# start of ROWS
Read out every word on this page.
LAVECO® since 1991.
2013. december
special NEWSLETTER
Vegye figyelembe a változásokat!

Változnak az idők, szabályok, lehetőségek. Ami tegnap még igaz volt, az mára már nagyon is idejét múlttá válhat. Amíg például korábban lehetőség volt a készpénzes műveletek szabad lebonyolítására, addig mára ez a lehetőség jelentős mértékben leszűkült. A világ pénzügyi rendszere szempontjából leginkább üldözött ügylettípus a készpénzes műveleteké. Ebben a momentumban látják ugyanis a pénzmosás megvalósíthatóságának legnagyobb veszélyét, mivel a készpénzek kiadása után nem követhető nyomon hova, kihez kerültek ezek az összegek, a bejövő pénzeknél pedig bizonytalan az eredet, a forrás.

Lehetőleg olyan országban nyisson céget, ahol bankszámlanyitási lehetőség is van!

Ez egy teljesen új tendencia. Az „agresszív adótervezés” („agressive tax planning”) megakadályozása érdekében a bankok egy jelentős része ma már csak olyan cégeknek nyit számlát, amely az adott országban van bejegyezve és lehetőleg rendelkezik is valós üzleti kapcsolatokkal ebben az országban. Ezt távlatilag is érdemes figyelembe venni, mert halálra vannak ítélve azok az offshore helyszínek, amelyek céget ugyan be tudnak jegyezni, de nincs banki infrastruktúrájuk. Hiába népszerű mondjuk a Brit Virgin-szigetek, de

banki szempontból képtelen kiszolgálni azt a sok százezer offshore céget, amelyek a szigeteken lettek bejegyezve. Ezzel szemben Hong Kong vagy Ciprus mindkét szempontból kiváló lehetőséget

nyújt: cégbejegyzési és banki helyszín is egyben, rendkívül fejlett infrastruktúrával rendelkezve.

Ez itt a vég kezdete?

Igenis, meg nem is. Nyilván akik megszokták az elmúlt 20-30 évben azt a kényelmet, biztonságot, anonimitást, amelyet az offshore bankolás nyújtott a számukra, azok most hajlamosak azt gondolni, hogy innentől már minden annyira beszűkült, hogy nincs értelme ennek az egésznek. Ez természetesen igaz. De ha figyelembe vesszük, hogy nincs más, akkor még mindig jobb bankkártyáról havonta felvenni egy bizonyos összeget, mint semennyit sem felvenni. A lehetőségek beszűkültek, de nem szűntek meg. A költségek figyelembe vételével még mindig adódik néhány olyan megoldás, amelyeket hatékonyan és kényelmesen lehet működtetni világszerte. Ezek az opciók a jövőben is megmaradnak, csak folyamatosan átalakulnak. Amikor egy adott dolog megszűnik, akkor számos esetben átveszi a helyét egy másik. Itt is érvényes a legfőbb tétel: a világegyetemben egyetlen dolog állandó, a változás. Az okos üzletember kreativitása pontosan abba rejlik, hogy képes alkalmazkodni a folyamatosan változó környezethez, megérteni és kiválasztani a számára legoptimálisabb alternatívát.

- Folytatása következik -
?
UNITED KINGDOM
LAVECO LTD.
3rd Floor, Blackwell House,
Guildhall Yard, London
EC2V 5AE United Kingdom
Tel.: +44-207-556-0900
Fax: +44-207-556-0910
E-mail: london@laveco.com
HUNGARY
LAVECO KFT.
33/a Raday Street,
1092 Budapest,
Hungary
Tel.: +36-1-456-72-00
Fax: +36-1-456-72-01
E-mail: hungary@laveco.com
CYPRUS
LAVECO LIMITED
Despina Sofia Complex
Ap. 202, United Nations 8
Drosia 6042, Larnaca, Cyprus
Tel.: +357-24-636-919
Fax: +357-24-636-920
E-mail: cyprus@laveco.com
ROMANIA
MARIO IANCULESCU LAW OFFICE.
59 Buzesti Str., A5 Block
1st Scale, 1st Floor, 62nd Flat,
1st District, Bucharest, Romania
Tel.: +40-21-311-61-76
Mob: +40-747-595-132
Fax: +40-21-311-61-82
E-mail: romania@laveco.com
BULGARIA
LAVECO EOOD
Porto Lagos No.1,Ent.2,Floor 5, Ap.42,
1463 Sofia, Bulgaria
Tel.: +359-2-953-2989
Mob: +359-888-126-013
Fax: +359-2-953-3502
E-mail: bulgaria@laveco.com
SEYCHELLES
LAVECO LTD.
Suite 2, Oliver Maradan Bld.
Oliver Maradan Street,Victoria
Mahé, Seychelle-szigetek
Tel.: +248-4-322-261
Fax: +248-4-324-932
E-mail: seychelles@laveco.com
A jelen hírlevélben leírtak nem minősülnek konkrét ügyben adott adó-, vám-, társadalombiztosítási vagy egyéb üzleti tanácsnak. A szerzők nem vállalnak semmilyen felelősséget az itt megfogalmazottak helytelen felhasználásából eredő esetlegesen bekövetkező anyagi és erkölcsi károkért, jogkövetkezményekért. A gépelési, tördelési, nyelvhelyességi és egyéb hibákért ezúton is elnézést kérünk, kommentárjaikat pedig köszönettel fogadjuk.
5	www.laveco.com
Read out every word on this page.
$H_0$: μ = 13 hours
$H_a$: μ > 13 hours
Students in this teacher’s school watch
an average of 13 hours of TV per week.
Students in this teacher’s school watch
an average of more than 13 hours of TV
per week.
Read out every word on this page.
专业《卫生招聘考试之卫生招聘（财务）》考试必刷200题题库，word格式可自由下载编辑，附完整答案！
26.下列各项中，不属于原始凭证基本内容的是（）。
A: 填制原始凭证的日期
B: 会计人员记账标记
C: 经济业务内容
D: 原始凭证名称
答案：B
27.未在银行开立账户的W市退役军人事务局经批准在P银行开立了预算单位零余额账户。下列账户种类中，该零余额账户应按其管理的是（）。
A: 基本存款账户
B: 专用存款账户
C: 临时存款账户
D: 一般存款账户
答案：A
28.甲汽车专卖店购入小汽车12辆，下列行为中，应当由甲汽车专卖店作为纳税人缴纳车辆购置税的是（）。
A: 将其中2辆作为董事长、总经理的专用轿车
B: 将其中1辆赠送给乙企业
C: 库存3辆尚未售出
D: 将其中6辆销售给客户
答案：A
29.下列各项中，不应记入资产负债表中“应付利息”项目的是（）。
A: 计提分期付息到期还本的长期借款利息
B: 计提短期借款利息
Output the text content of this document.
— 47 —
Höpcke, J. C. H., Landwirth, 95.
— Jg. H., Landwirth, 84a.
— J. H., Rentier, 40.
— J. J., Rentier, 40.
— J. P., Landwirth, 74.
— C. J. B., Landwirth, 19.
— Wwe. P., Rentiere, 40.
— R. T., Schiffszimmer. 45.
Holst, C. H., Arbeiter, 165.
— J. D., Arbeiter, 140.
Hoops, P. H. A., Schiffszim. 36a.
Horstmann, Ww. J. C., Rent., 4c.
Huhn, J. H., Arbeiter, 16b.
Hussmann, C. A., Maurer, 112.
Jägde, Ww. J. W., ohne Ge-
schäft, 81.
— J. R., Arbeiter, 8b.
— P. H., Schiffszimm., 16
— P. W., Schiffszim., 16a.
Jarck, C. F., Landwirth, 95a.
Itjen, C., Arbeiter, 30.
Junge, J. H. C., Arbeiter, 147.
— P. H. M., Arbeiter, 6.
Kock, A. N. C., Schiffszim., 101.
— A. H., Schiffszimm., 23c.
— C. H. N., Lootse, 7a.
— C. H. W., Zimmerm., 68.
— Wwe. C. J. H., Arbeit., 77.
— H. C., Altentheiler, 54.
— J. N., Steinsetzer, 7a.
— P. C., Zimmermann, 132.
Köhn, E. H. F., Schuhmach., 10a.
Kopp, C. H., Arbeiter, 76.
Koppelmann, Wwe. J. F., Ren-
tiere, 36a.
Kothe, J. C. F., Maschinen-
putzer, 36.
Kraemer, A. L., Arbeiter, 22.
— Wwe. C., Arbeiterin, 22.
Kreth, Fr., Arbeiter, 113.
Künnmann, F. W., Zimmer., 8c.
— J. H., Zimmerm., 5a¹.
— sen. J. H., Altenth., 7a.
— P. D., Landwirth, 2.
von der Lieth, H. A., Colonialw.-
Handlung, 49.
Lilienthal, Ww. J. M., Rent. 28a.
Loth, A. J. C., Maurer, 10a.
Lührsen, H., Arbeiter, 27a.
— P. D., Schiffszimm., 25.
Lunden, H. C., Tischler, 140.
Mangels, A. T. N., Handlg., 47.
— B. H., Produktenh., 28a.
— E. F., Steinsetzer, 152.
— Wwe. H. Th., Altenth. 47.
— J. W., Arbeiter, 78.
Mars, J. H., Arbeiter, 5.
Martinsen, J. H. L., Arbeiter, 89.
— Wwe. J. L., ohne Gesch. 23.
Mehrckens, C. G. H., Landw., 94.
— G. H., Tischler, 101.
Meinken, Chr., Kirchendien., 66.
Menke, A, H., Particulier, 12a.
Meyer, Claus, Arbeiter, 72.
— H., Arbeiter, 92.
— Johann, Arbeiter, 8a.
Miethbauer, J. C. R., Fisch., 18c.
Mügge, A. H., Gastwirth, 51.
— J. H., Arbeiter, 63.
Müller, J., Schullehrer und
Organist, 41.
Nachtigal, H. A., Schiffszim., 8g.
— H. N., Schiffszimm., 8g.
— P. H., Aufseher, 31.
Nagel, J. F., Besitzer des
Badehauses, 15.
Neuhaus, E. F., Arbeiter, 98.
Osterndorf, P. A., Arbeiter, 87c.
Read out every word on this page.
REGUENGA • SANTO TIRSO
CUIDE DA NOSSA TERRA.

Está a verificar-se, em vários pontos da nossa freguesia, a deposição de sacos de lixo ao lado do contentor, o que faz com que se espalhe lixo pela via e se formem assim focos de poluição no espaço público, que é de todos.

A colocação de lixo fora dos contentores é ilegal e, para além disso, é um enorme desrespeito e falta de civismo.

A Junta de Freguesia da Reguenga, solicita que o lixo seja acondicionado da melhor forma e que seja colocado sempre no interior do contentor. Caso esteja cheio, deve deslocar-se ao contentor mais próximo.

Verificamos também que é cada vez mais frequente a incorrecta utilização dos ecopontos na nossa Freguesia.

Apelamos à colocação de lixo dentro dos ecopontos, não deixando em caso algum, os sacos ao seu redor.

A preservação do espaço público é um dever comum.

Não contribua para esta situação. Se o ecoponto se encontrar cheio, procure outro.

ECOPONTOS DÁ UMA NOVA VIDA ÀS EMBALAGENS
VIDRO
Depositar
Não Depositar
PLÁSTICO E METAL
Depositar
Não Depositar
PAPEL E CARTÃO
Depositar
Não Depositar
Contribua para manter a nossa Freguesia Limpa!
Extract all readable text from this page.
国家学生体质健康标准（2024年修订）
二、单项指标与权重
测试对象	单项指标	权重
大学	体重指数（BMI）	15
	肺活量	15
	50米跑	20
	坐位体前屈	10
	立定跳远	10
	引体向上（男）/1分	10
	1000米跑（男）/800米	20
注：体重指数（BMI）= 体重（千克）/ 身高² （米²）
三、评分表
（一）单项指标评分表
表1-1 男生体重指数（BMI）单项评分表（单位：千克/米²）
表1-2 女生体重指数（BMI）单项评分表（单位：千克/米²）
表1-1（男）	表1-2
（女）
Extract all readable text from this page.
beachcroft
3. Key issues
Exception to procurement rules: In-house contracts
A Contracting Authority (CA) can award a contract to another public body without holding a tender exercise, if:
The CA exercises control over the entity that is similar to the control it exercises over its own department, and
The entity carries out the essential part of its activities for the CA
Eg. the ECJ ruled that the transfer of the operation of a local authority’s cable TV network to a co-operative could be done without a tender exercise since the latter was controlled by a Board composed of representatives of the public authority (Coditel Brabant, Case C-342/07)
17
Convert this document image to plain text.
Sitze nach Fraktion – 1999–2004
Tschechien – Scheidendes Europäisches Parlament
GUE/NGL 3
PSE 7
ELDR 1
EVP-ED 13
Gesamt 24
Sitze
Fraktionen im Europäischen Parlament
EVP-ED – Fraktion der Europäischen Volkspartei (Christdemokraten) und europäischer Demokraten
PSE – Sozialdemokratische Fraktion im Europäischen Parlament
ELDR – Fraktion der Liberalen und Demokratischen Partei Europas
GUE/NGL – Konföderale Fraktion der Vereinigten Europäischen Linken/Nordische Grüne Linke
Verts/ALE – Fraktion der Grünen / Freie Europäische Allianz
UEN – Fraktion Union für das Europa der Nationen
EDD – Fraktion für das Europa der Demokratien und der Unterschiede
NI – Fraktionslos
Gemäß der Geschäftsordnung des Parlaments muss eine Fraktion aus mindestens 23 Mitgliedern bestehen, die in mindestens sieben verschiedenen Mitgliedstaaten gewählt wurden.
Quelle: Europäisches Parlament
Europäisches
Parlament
# end of ROWS
*SET TASK*
Copy out all lines from the material above that contain the string "tender".

*THE SOLUTION*
A Contracting Authority (CA) can award a contract to another public body without holding a tender exercise, if:
Eg. the ECJ ruled that the transfer of the operation of a local authority’s cable TV network to a co-operative could be done without a tender exercise since the latter was controlled by a Board composed of representatives of the public authority (Coditel Brabant, Case C-342/07)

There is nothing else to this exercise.